• Directions
Below are entries to be transcribed exactly; exclude the pictures from the copy.

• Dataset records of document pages
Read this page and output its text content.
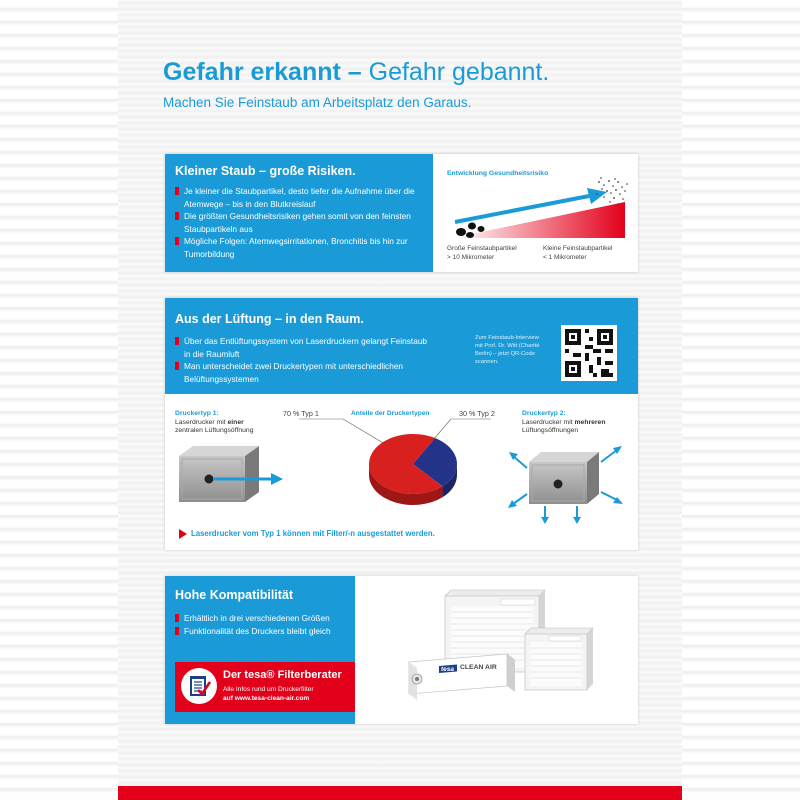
Gefahr erkannt – Gefahr gebannt.
Machen Sie Feinstaub am Arbeitsplatz den Garaus.
Kleiner Staub – große Risiken.
Je kleiner die Staubpartikel, desto tiefer die Aufnahme über die Atemwege – bis in den Blutkreislauf
Die größten Gesundheitsrisiken gehen somit von den feinsten Staubpartikeln aus
Mögliche Folgen: Atemwegsirritationen, Bronchitis bis hin zur Tumorbildung
Entwicklung Gesundheitsrisiko
Große Feinstaubpartikel
> 10 Mikrometer
Kleine Feinstaubpartikel
< 1 Mikrometer
Aus der Lüftung – in den Raum.
Über das Entlüftungssystem von Laserdruckern gelangt Feinstaub in die Raumluft
Man unterscheidet zwei Druckertypen mit unterschiedlichen Belüftungssystemen
Zum Feinstaub-Interview
mit Prof. Dr. Witt (Charité
Berlin) – jetzt QR-Code
scannen.
Druckertyp 1:
Laserdrucker mit einer
zentralen Lüftungsöffnung
70 % Typ 1	Anteile der Druckertypen	30 % Typ 2	Druckertyp 2:
Laserdrucker mit mehreren
Lüftungsöffnungen
Laserdrucker vom Typ 1 können mit Filter/-n ausgestattet werden.
Hohe Kompatibilität
Erhältlich in drei verschiedenen Größen
Funktionalität des Druckers bleibt gleich
Der tesa® Filterberater
Alle Infos rund um Druckerfilter
auf www.tesa-clean-air.com
tesa CLEAN AIR
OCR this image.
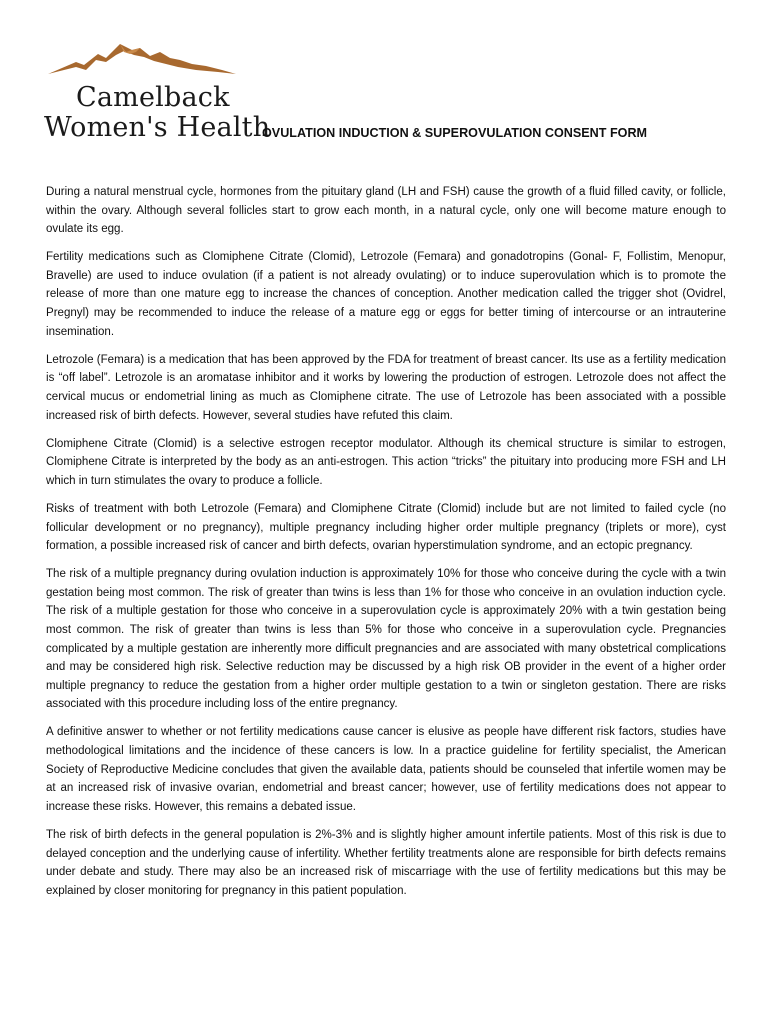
Camelback
Women's Health
OVULATION INDUCTION & SUPEROVULATION CONSENT FORM

During a natural menstrual cycle, hormones from the pituitary gland (LH and FSH) cause the growth of a fluid filled cavity, or follicle, within the ovary. Although several follicles start to grow each month, in a natural cycle, only one will become mature enough to ovulate its egg.

Fertility medications such as Clomiphene Citrate (Clomid), Letrozole (Femara) and gonadotropins (Gonal- F, Follistim, Menopur, Bravelle) are used to induce ovulation (if a patient is not already ovulating) or to induce superovulation which is to promote the release of more than one mature egg to increase the chances of conception. Another medication called the trigger shot (Ovidrel, Pregnyl) may be recommended to induce the release of a mature egg or eggs for better timing of intercourse or an intrauterine insemination.

Letrozole (Femara) is a medication that has been approved by the FDA for treatment of breast cancer. Its use as a fertility medication is “off label”. Letrozole is an aromatase inhibitor and it works by lowering the production of estrogen. Letrozole does not affect the cervical mucus or endometrial lining as much as Clomiphene citrate. The use of Letrozole has been associated with a possible increased risk of birth defects. However, several studies have refuted this claim.

Clomiphene Citrate (Clomid) is a selective estrogen receptor modulator. Although its chemical structure is similar to estrogen, Clomiphene Citrate is interpreted by the body as an anti-estrogen. This action “tricks” the pituitary into producing more FSH and LH which in turn stimulates the ovary to produce a follicle.

Risks of treatment with both Letrozole (Femara) and Clomiphene Citrate (Clomid) include but are not limited to failed cycle (no follicular development or no pregnancy), multiple pregnancy including higher order multiple pregnancy (triplets or more), cyst formation, a possible increased risk of cancer and birth defects, ovarian hyperstimulation syndrome, and an ectopic pregnancy.

The risk of a multiple pregnancy during ovulation induction is approximately 10% for those who conceive during the cycle with a twin gestation being most common. The risk of greater than twins is less than 1% for those who conceive in an ovulation induction cycle. The risk of a multiple gestation for those who conceive in a superovulation cycle is approximately 20% with a twin gestation being most common. The risk of greater than twins is less than 5% for those who conceive in a superovulation cycle. Pregnancies complicated by a multiple gestation are inherently more difficult pregnancies and are associated with many obstetrical complications and may be considered high risk. Selective reduction may be discussed by a high risk OB provider in the event of a higher order multiple pregnancy to reduce the gestation from a higher order multiple gestation to a twin or singleton gestation. There are risks associated with this procedure including loss of the entire pregnancy.

A definitive answer to whether or not fertility medications cause cancer is elusive as people have different risk factors, studies have methodological limitations and the incidence of these cancers is low. In a practice guideline for fertility specialist, the American Society of Reproductive Medicine concludes that given the available data, patients should be counseled that infertile women may be at an increased risk of invasive ovarian, endometrial and breast cancer; however, use of fertility medications does not appear to increase these risks. However, this remains a debated issue.

The risk of birth defects in the general population is 2%-3% and is slightly higher amount infertile patients. Most of this risk is due to delayed conception and the underlying cause of infertility. Whether fertility treatments alone are responsible for birth defects remains under debate and study. There may also be an increased risk of miscarriage with the use of fertility medications but this may be explained by closer monitoring for pregnancy in this patient population.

• Answer box
Read this page and output its text content.
Gefahr erkannt – Gefahr gebannt.
Machen Sie Feinstaub am Arbeitsplatz den Garaus.
Kleiner Staub – große Risiken.
Je kleiner die Staubpartikel, desto tiefer die Aufnahme über die Atemwege – bis in den Blutkreislauf
Die größten Gesundheitsrisiken gehen somit von den feinsten Staubpartikeln aus
Mögliche Folgen: Atemwegsirritationen, Bronchitis bis hin zur Tumorbildung
Entwicklung Gesundheitsrisiko
Große Feinstaubpartikel
> 10 Mikrometer
Kleine Feinstaubpartikel
< 1 Mikrometer
Aus der Lüftung – in den Raum.
Über das Entlüftungssystem von Laserdruckern gelangt Feinstaub in die Raumluft
Man unterscheidet zwei Druckertypen mit unterschiedlichen Belüftungssystemen
Zum Feinstaub-Interview
mit Prof. Dr. Witt (Charité
Berlin) – jetzt QR-Code
scannen.
Druckertyp 1:
Laserdrucker mit einer
zentralen Lüftungsöffnung
70 % Typ 1	Anteile der Druckertypen	30 % Typ 2	Druckertyp 2:
Laserdrucker mit mehreren
Lüftungsöffnungen
Laserdrucker vom Typ 1 können mit Filter/-n ausgestattet werden.
Hohe Kompatibilität
Erhältlich in drei verschiedenen Größen
Funktionalität des Druckers bleibt gleich
Der tesa® Filterberater
Alle Infos rund um Druckerfilter
auf www.tesa-clean-air.com
tesa CLEAN AIR
OCR this image.
Camelback
Women's Health
OVULATION INDUCTION & SUPEROVULATION CONSENT FORM

During a natural menstrual cycle, hormones from the pituitary gland (LH and FSH) cause the growth of a fluid filled cavity, or follicle, within the ovary. Although several follicles start to grow each month, in a natural cycle, only one will become mature enough to ovulate its egg.

Fertility medications such as Clomiphene Citrate (Clomid), Letrozole (Femara) and gonadotropins (Gonal- F, Follistim, Menopur, Bravelle) are used to induce ovulation (if a patient is not already ovulating) or to induce superovulation which is to promote the release of more than one mature egg to increase the chances of conception. Another medication called the trigger shot (Ovidrel, Pregnyl) may be recommended to induce the release of a mature egg or eggs for better timing of intercourse or an intrauterine insemination.

Letrozole (Femara) is a medication that has been approved by the FDA for treatment of breast cancer. Its use as a fertility medication is “off label”. Letrozole is an aromatase inhibitor and it works by lowering the production of estrogen. Letrozole does not affect the cervical mucus or endometrial lining as much as Clomiphene citrate. The use of Letrozole has been associated with a possible increased risk of birth defects. However, several studies have refuted this claim.

Clomiphene Citrate (Clomid) is a selective estrogen receptor modulator. Although its chemical structure is similar to estrogen, Clomiphene Citrate is interpreted by the body as an anti-estrogen. This action “tricks” the pituitary into producing more FSH and LH which in turn stimulates the ovary to produce a follicle.

Risks of treatment with both Letrozole (Femara) and Clomiphene Citrate (Clomid) include but are not limited to failed cycle (no follicular development or no pregnancy), multiple pregnancy including higher order multiple pregnancy (triplets or more), cyst formation, a possible increased risk of cancer and birth defects, ovarian hyperstimulation syndrome, and an ectopic pregnancy.

The risk of a multiple pregnancy during ovulation induction is approximately 10% for those who conceive during the cycle with a twin gestation being most common. The risk of greater than twins is less than 1% for those who conceive in an ovulation induction cycle. The risk of a multiple gestation for those who conceive in a superovulation cycle is approximately 20% with a twin gestation being most common. The risk of greater than twins is less than 5% for those who conceive in a superovulation cycle. Pregnancies complicated by a multiple gestation are inherently more difficult pregnancies and are associated with many obstetrical complications and may be considered high risk. Selective reduction may be discussed by a high risk OB provider in the event of a higher order multiple pregnancy to reduce the gestation from a higher order multiple gestation to a twin or singleton gestation. There are risks associated with this procedure including loss of the entire pregnancy.

A definitive answer to whether or not fertility medications cause cancer is elusive as people have different risk factors, studies have methodological limitations and the incidence of these cancers is low. In a practice guideline for fertility specialist, the American Society of Reproductive Medicine concludes that given the available data, patients should be counseled that infertile women may be at an increased risk of invasive ovarian, endometrial and breast cancer; however, use of fertility medications does not appear to increase these risks. However, this remains a debated issue.

The risk of birth defects in the general population is 2%-3% and is slightly higher amount infertile patients. Most of this risk is due to delayed conception and the underlying cause of infertility. Whether fertility treatments alone are responsible for birth defects remains under debate and study. There may also be an increased risk of miscarriage with the use of fertility medications but this may be explained by closer monitoring for pregnancy in this patient population.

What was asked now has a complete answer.